▸ Extracted data entries
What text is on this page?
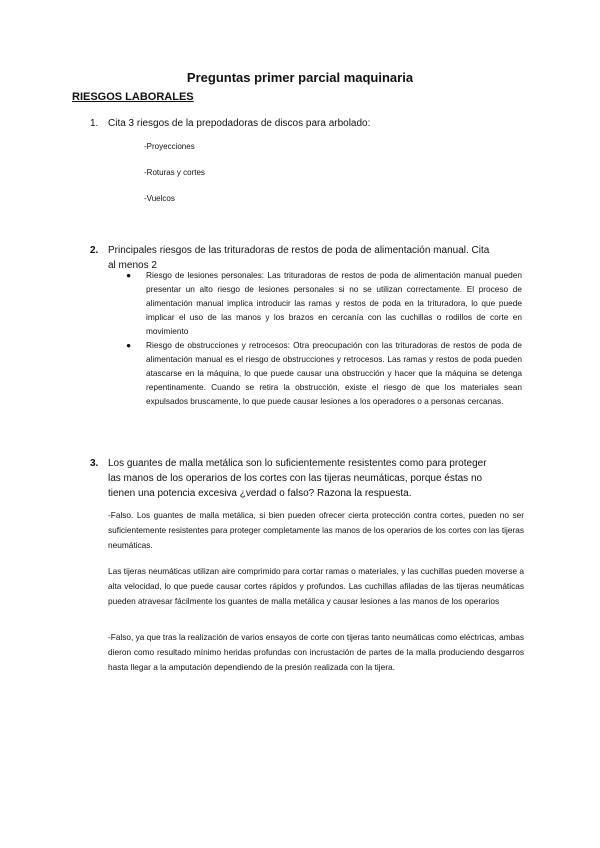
Preguntas primer parcial maquinaria
RIESGOS LABORALES
1. Cita 3 riesgos de la prepodadoras de discos para arbolado:
-Proyecciones
-Roturas y cortes
-Vuelcos
2. Principales riesgos de las trituradoras de restos de poda de alimentación manual. Cita
al menos 2
● Riesgo de lesiones personales: Las trituradoras de restos de poda de alimentación manual pueden presentar un alto riesgo de lesiones personales si no se utilizan correctamente. El proceso de alimentación manual implica introducir las ramas y restos de poda en la trituradora, lo que puede implicar el uso de las manos y los brazos en cercanía con las cuchillas o rodillos de corte en movimiento
● Riesgo de obstrucciones y retrocesos: Otra preocupación con las trituradoras de restos de poda de alimentación manual es el riesgo de obstrucciones y retrocesos. Las ramas y restos de poda pueden atascarse en la máquina, lo que puede causar una obstrucción y hacer que la máquina se detenga repentinamente. Cuando se retira la obstrucción, existe el riesgo de que los materiales sean expulsados bruscamente, lo que puede causar lesiones a los operadores o a personas cercanas.
3. Los guantes de malla metálica son lo suficientemente resistentes como para proteger
las manos de los operarios de los cortes con las tijeras neumáticas, porque éstas no
tienen una potencia excesiva ¿verdad o falso? Razona la respuesta.
-Falso. Los guantes de malla metálica, si bien pueden ofrecer cierta protección contra cortes, pueden no ser suficientemente resistentes para proteger completamente las manos de los operarios de los cortes con las tijeras neumáticas.
Las tijeras neumáticas utilizan aire comprimido para cortar ramas o materiales, y las cuchillas pueden moverse a alta velocidad, lo que puede causar cortes rápidos y profundos. Las cuchillas afiladas de las tijeras neumáticas pueden atravesar fácilmente los guantes de malla metálica y causar lesiones a las manos de los operarios
-Falso, ya que tras la realización de varios ensayos de corte con tijeras tanto neumáticas como eléctricas, ambas dieron como resultado mínimo heridas profundas con incrustación de partes de la malla produciendo desgarros hasta llegar a la amputación dependiendo de la presión realizada con la tijera.
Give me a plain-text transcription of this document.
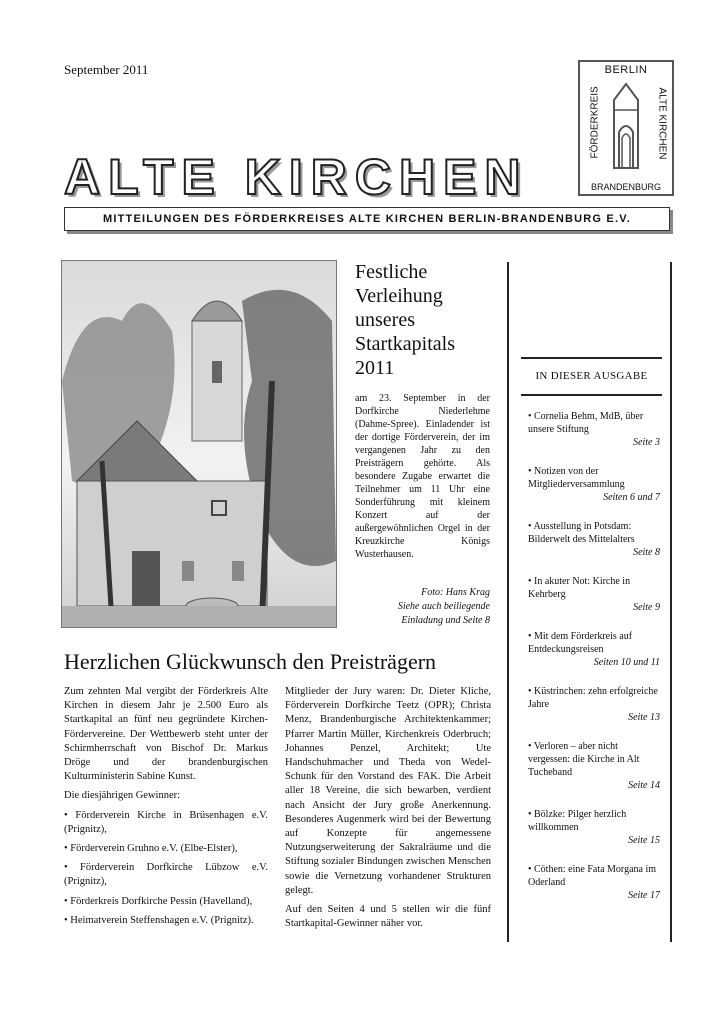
September 2011	BERLIN
FÖRDERKREIS	ALTE KIRCHEN
BRANDENBURG
ALTE KIRCHEN
MITTEILUNGEN DES FÖRDERKREISES ALTE KIRCHEN BERLIN-BRANDENBURG E.V.
Festliche Verleihung unseres Startkapitals 2011
am 23. September in der Dorfkirche Niederlehme (Dahme-Spree). Einladender ist der dortige Förderverein, der im vergangenen Jahr zu den Preisträgern gehörte. Als besondere Zugabe erwartet die Teilnehmer um 11 Uhr eine Sonderführung mit kleinem Konzert auf der außergewöhnlichen Orgel in der Kreuzkirche Königs Wusterhausen.
Foto: Hans Krag
Siehe auch beiliegende Einladung und Seite 8
IN DIESER AUSGABE
• Cornelia Behm, MdB, über unsere Stiftung
Seite 3
• Notizen von der Mitgliederversammlung
Seiten 6 und 7
• Ausstellung in Potsdam: Bilderwelt des Mittelalters
Seite 8
• In akuter Not: Kirche in Kehrberg
Seite 9
• Mit dem Förderkreis auf Entdeckungsreisen
Seiten 10 und 11
• Küstrinchen: zehn erfolgreiche Jahre
Seite 13
• Verloren – aber nicht vergessen: die Kirche in Alt Tucheband
Seite 14
• Bölzke: Pilger herzlich willkommen
Seite 15
• Cöthen: eine Fata Morgana im Oderland
Seite 17
Herzlichen Glückwunsch den Preisträgern

Zum zehnten Mal vergibt der Förderkreis Alte Kirchen in diesem Jahr je 2.500 Euro als Startkapital an fünf neu gegründete Kirchen-Fördervereine. Der Wettbewerb steht unter der Schirmherrschaft von Bischof Dr. Markus Dröge und der brandenburgischen Kulturministerin Sabine Kunst.

Die diesjährigen Gewinner:

• Förderverein Kirche in Brüsenhagen e.V. (Prignitz),
• Förderverein Gruhno e.V. (Elbe-Elster),
• Förderverein Dorfkirche Lübzow e.V. (Prignitz),
• Förderkreis Dorfkirche Pessin (Havelland),
• Heimatverein Steffenshagen e.V. (Prignitz).

Mitglieder der Jury waren: Dr. Dieter Kliche, Förderverein Dorfkirche Teetz (OPR); Christa Menz, Brandenburgische Architektenkammer; Pfarrer Martin Müller, Kirchenkreis Oderbruch; Johannes Penzel, Architekt; Ute Handschuhmacher und Theda von Wedel-Schunk für den Vorstand des FAK. Die Arbeit aller 18 Vereine, die sich bewarben, verdient nach Ansicht der Jury große Anerkennung. Besonderes Augenmerk wird bei der Bewertung auf Konzepte für angemessene Nutzungserweiterung der Sakralräume und die Stiftung sozialer Bindungen zwischen Menschen sowie die Vernetzung vorhandener Strukturen gelegt.

Auf den Seiten 4 und 5 stellen wir die fünf Startkapital-Gewinner näher vor.
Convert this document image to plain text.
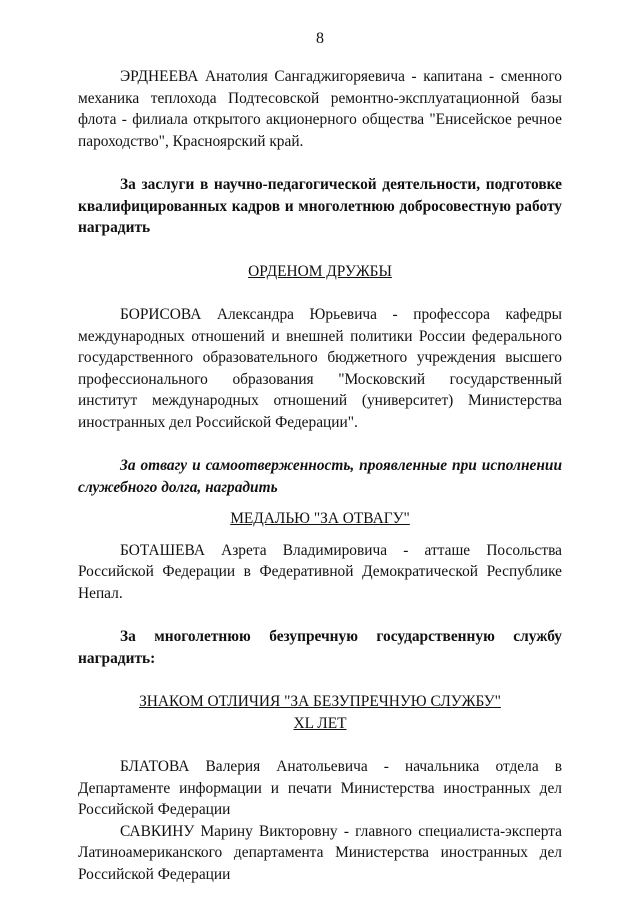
8

ЭРДНЕЕВА Анатолия Сангаджигоряевича - капитана - сменного механика теплохода Подтесовской ремонтно-эксплуатационной базы флота - филиала открытого акционерного общества "Енисейское речное пароходство", Красноярский край.

За заслуги в научно-педагогической деятельности, подготовке квалифицированных кадров и многолетнюю добросовестную работу наградить

ОРДЕНОМ ДРУЖБЫ

БОРИСОВА Александра Юрьевича - профессора кафедры международных отношений и внешней политики России федерального государственного образовательного бюджетного учреждения высшего профессионального образования "Московский государственный институт международных отношений (университет) Министерства иностранных дел Российской Федерации".

За отвагу и самоотверженность, проявленные при исполнении служебного долга, наградить

МЕДАЛЬЮ "ЗА ОТВАГУ"

БОТАШЕВА Азрета Владимировича - атташе Посольства Российской Федерации в Федеративной Демократической Республике Непал.

За многолетнюю безупречную государственную службу наградить:

ЗНАКОМ ОТЛИЧИЯ "ЗА БЕЗУПРЕЧНУЮ СЛУЖБУ"

XL ЛЕТ

БЛАТОВА Валерия Анатольевича - начальника отдела в Департаменте информации и печати Министерства иностранных дел Российской Федерации

САВКИНУ Марину Викторовну - главного специалиста-эксперта Латиноамериканского департамента Министерства иностранных дел Российской Федерации
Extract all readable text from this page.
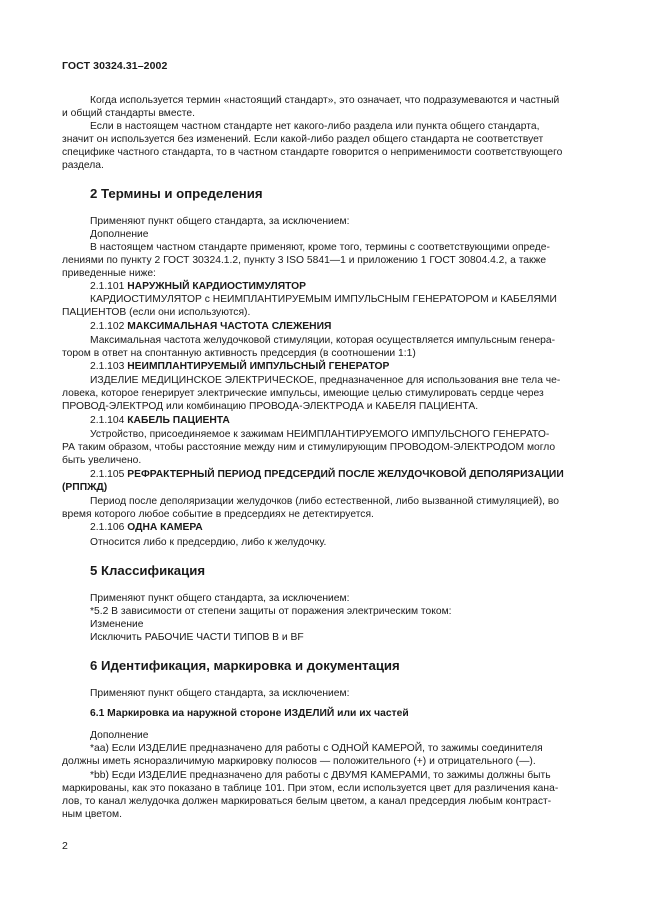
ГОСТ 30324.31–2002
Когда используется термин «настоящий стандарт», это означает, что подразумеваются и частный
и общий стандарты вместе.
Если в настоящем частном стандарте нет какого-либо раздела или пункта общего стандарта,
значит он используется без изменений. Если какой-либо раздел общего стандарта не соответствует
специфике частного стандарта, то в частном стандарте говорится о неприменимости соответствующего
раздела.
2 Термины и определения
Применяют пункт общего стандарта, за исключением:
Дополнение
В настоящем частном стандарте применяют, кроме того, термины с соответствующими опреде-
лениями по пункту 2 ГОСТ 30324.1.2, пункту 3 ISO 5841—1 и приложению 1 ГОСТ 30804.4.2, а также
приведенные ниже:
2.1.101 НАРУЖНЫЙ КАРДИОСТИМУЛЯТОР
КАРДИОСТИМУЛЯТОР с НЕИМПЛАНТИРУЕМЫМ ИМПУЛЬСНЫМ ГЕНЕРАТОРОМ и КАБЕЛЯМИ
ПАЦИЕНТОВ (если они используются).
2.1.102 МАКСИМАЛЬНАЯ ЧАСТОТА СЛЕЖЕНИЯ
Максимальная частота желудочковой стимуляции, которая осуществляется импульсным генера-
тором в ответ на спонтанную активность предсердия (в соотношении 1:1)
2.1.103 НЕИМПЛАНТИРУЕМЫЙ ИМПУЛЬСНЫЙ ГЕНЕРАТОР
ИЗДЕЛИЕ МЕДИЦИНСКОЕ ЭЛЕКТРИЧЕСКОЕ, предназначенное для использования вне тела че-
ловека, которое генерирует электрические импульсы, имеющие целью стимулировать сердце через
ПРОВОД-ЭЛЕКТРОД или комбинацию ПРОВОДА-ЭЛЕКТРОДА и КАБЕЛЯ ПАЦИЕНТА.
2.1.104 КАБЕЛЬ ПАЦИЕНТА
Устройство, присоединяемое к зажимам НЕИМПЛАНТИРУЕМОГО ИМПУЛЬСНОГО ГЕНЕРАТО-
РА таким образом, чтобы расстояние между ним и стимулирующим ПРОВОДОМ-ЭЛЕКТРОДОМ могло
быть увеличено.
2.1.105 РЕФРАКТЕРНЫЙ ПЕРИОД ПРЕДСЕРДИЙ ПОСЛЕ ЖЕЛУДОЧКОВОЙ ДЕПОЛЯРИЗАЦИИ
(РППЖД)
Период после деполяризации желудочков (либо естественной, либо вызванной стимуляцией), во
время которого любое событие в предсердиях не детектируется.
2.1.106 ОДНА КАМЕРА
Относится либо к предсердию, либо к желудочку.
5 Классификация
Применяют пункт общего стандарта, за исключением:
*5.2 В зависимости от степени защиты от поражения электрическим током:
Изменение
Исключить РАБОЧИЕ ЧАСТИ ТИПОВ В и BF
6 Идентификация, маркировка и документация
Применяют пункт общего стандарта, за исключением:
6.1 Маркировка иа наружной стороне ИЗДЕЛИЙ или их частей
Дополнение
*аа) Если ИЗДЕЛИЕ предназначено для работы с ОДНОЙ КАМЕРОЙ, то зажимы соединителя
должны иметь ясноразличимую маркировку полюсов — положительного (+) и отрицательного (—).
*bb) Есди ИЗДЕЛИЕ предназначено для работы с ДВУМЯ КАМЕРАМИ, то зажимы должны быть
маркированы, как это показано в таблице 101. При этом, если используется цвет для различения кана-
лов, то канал желудочка должен маркироваться белым цветом, а канал предсердия любым контраст-
ным цветом.
2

▸ TASK DIRECTIONS
Gather up, from the records above, each line where the word "Seiten" appears.

▸ OUTPUT FOR THIS EXERCISE
Seiten 6 und 7
Seiten 10 und 11
Auf den Seiten 4 und 5 stellen wir die fünf Startkapital-Gewinner näher vor.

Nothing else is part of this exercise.